:: Exercise requirements ::
State how many lines of the entries below hold the word "valamint"; reply with nothing but the number.
**** Provided records ****
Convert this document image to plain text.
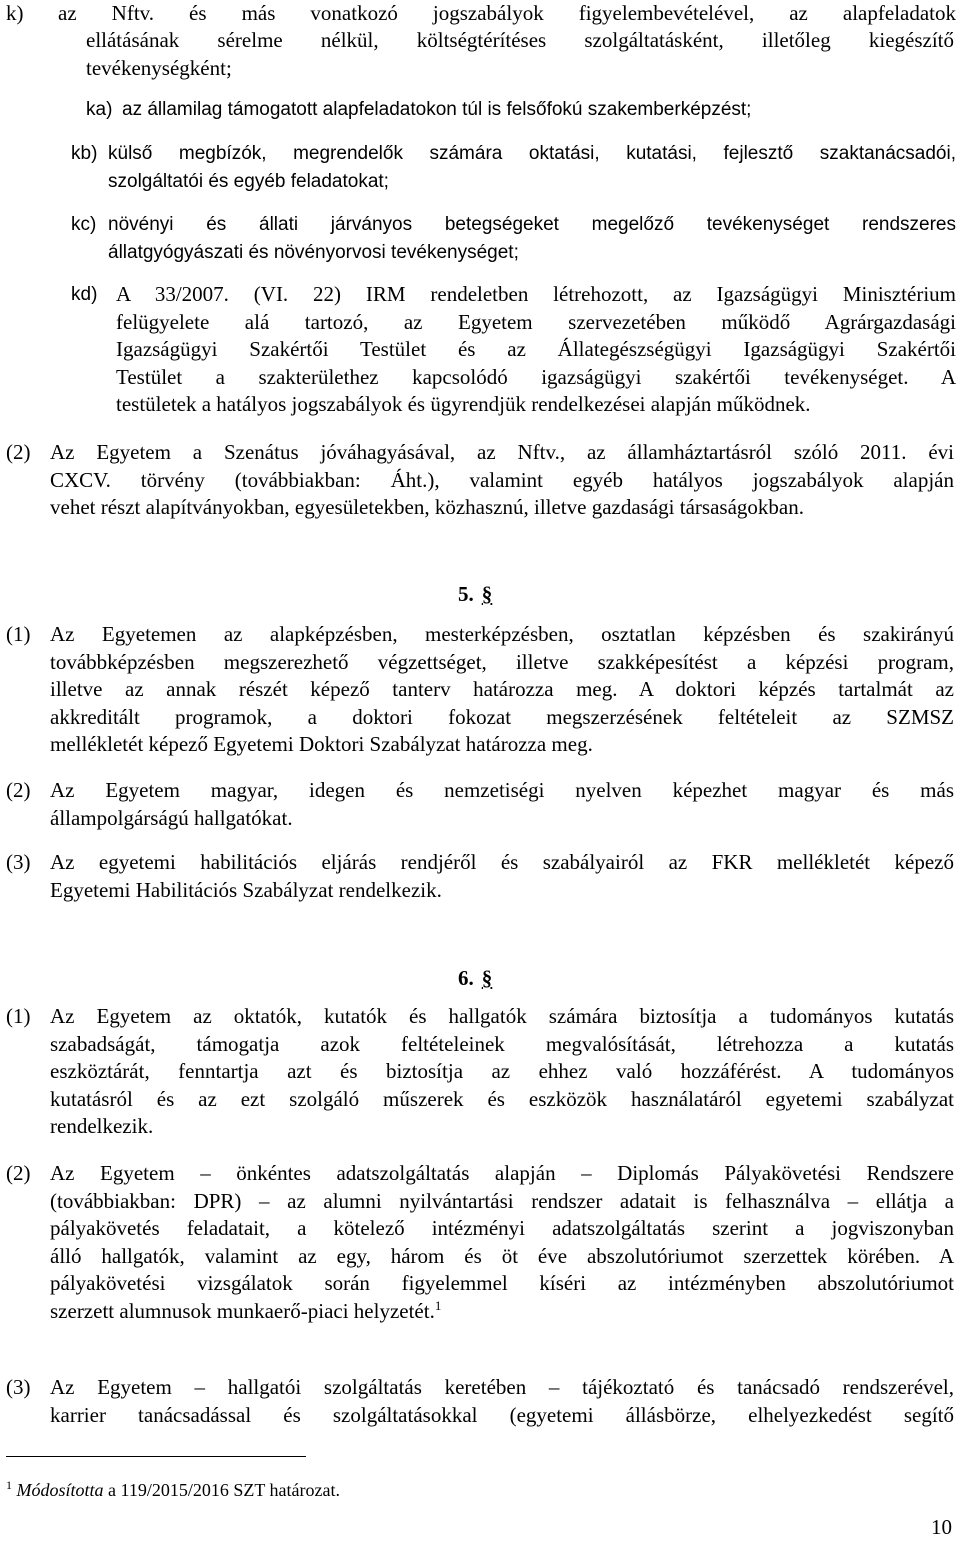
k) az Nftv. és más vonatkozó jogszabályok figyelembevételével, az alapfeladatok
ellátásának sérelme nélkül, költségtérítéses szolgáltatásként, illetőleg kiegészítő
tevékenységként;
ka) az államilag támogatott alapfeladatokon túl is felsőfokú szakemberképzést;
kb) külső megbízók, megrendelők számára oktatási, kutatási, fejlesztő szaktanácsadói,
szolgáltatói és egyéb feladatokat;
kc) növényi és állati járványos betegségeket megelőző tevékenységet rendszeres
állatgyógyászati és növényorvosi tevékenységet;
kd) A 33/2007. (VI. 22) IRM rendeletben létrehozott, az Igazságügyi Minisztérium
felügyelete alá tartozó, az Egyetem szervezetében működő Agrárgazdasági
Igazságügyi Szakértői Testület és az Állategészségügyi Igazságügyi Szakértői
Testület a szakterülethez kapcsolódó igazságügyi szakértői tevékenységet. A
testületek a hatályos jogszabályok és ügyrendjük rendelkezései alapján működnek.
(2) Az Egyetem a Szenátus jóváhagyásával, az Nftv., az államháztartásról szóló 2011. évi
CXCV. törvény (továbbiakban: Áht.), valamint egyéb hatályos jogszabályok alapján
vehet részt alapítványokban, egyesületekben, közhasznú, illetve gazdasági társaságokban.
5. §
(1) Az Egyetemen az alapképzésben, mesterképzésben, osztatlan képzésben és szakirányú
továbbképzésben megszerezhető végzettséget, illetve szakképesítést a képzési program,
illetve az annak részét képező tanterv határozza meg. A doktori képzés tartalmát az
akkreditált programok, a doktori fokozat megszerzésének feltételeit az SZMSZ
mellékletét képező Egyetemi Doktori Szabályzat határozza meg.
(2) Az Egyetem magyar, idegen és nemzetiségi nyelven képezhet magyar és más
állampolgárságú hallgatókat.
(3) Az egyetemi habilitációs eljárás rendjéről és szabályairól az FKR mellékletét képező
Egyetemi Habilitációs Szabályzat rendelkezik.
6. §
(1) Az Egyetem az oktatók, kutatók és hallgatók számára biztosítja a tudományos kutatás
szabadságát, támogatja azok feltételeinek megvalósítását, létrehozza a kutatás
eszköztárát, fenntartja azt és biztosítja az ehhez való hozzáférést. A tudományos
kutatásról és az ezt szolgáló műszerek és eszközök használatáról egyetemi szabályzat
rendelkezik.
(2) Az Egyetem – önkéntes adatszolgáltatás alapján – Diplomás Pályakövetési Rendszere
(továbbiakban: DPR) – az alumni nyilvántartási rendszer adatait is felhasználva – ellátja a
pályakövetés feladatait, a kötelező intézményi adatszolgáltatás szerint a jogviszonyban
álló hallgatók, valamint az egy, három és öt éve abszolutóriumot szerzettek körében. A
pályakövetési vizsgálatok során figyelemmel kíséri az intézményben abszolutóriumot
szerzett alumnusok munkaerő-piaci helyzetét.$^1$
(3) Az Egyetem – hallgatói szolgáltatás keretében – tájékoztató és tanácsadó rendszerével,
karrier tanácsadással és szolgáltatásokkal (egyetemi állásbörze, elhelyezkedést segítő
$^1$ Módosította a 119/2015/2016 SZT határozat.
10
****
:: Task response ::
2